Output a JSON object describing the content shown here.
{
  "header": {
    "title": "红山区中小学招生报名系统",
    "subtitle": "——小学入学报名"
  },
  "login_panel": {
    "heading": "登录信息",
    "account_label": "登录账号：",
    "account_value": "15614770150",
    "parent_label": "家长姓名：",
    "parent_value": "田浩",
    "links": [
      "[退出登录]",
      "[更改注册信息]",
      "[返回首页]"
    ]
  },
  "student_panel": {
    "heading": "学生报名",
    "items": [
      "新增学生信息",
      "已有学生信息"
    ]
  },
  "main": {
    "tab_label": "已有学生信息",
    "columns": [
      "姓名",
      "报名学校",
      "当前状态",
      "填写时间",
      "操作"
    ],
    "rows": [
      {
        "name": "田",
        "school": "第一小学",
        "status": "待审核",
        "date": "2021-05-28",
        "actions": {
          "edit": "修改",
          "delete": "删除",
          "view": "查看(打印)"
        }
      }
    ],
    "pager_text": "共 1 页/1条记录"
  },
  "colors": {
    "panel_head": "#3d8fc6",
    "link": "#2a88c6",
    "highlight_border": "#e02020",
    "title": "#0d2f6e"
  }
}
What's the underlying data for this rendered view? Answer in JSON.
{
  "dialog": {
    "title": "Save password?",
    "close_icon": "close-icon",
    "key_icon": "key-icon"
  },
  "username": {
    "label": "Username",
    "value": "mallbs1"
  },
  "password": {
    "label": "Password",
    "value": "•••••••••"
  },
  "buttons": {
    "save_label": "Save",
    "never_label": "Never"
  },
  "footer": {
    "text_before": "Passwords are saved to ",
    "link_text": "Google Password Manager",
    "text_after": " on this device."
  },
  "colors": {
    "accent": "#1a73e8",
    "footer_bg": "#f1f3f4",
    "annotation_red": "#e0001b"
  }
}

· · · · · · ·

PROBLEM:
Every entry should be printed again exactly as written.

TASK SOLUTION:
Output a JSON object describing the content shown here.
{
  "header": {
    "title": "红山区中小学招生报名系统",
    "subtitle": "——小学入学报名"
  },
  "login_panel": {
    "heading": "登录信息",
    "account_label": "登录账号：",
    "account_value": "15614770150",
    "parent_label": "家长姓名：",
    "parent_value": "田浩",
    "links": [
      "[退出登录]",
      "[更改注册信息]",
      "[返回首页]"
    ]
  },
  "student_panel": {
    "heading": "学生报名",
    "items": [
      "新增学生信息",
      "已有学生信息"
    ]
  },
  "main": {
    "tab_label": "已有学生信息",
    "columns": [
      "姓名",
      "报名学校",
      "当前状态",
      "填写时间",
      "操作"
    ],
    "rows": [
      {
        "name": "田",
        "school": "第一小学",
        "status": "待审核",
        "date": "2021-05-28",
        "actions": {
          "edit": "修改",
          "delete": "删除",
          "view": "查看(打印)"
        }
      }
    ],
    "pager_text": "共 1 页/1条记录"
  },
  "colors": {
    "panel_head": "#3d8fc6",
    "link": "#2a88c6",
    "highlight_border": "#e02020",
    "title": "#0d2f6e"
  }
}
What's the underlying data for this rendered view? Answer in JSON.
{
  "dialog": {
    "title": "Save password?",
    "close_icon": "close-icon",
    "key_icon": "key-icon"
  },
  "username": {
    "label": "Username",
    "value": "mallbs1"
  },
  "password": {
    "label": "Password",
    "value": "•••••••••"
  },
  "buttons": {
    "save_label": "Save",
    "never_label": "Never"
  },
  "footer": {
    "text_before": "Passwords are saved to ",
    "link_text": "Google Password Manager",
    "text_after": " on this device."
  },
  "colors": {
    "accent": "#1a73e8",
    "footer_bg": "#f1f3f4",
    "annotation_red": "#e0001b"
  }
}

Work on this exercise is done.